Identify the lines holding "with" and copy them.
++++++++
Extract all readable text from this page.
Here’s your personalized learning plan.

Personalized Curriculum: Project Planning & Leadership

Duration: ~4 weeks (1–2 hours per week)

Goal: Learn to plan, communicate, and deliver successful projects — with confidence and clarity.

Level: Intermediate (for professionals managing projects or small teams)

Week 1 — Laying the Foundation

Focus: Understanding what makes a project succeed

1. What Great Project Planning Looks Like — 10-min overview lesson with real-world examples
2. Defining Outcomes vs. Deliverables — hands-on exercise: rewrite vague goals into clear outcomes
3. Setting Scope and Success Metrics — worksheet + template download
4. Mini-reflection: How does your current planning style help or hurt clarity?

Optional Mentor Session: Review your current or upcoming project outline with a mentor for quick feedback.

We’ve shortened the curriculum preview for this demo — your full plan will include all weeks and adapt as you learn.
++++++++
▶ SOLUTION TO THIS EXERCISE:
Goal: Learn to plan, communicate, and deliver successful projects — with confidence and clarity.
1. What Great Project Planning Looks Like — 10-min overview lesson with real-world examples
Optional Mentor Session: Review your current or upcoming project outline with a mentor for quick feedback.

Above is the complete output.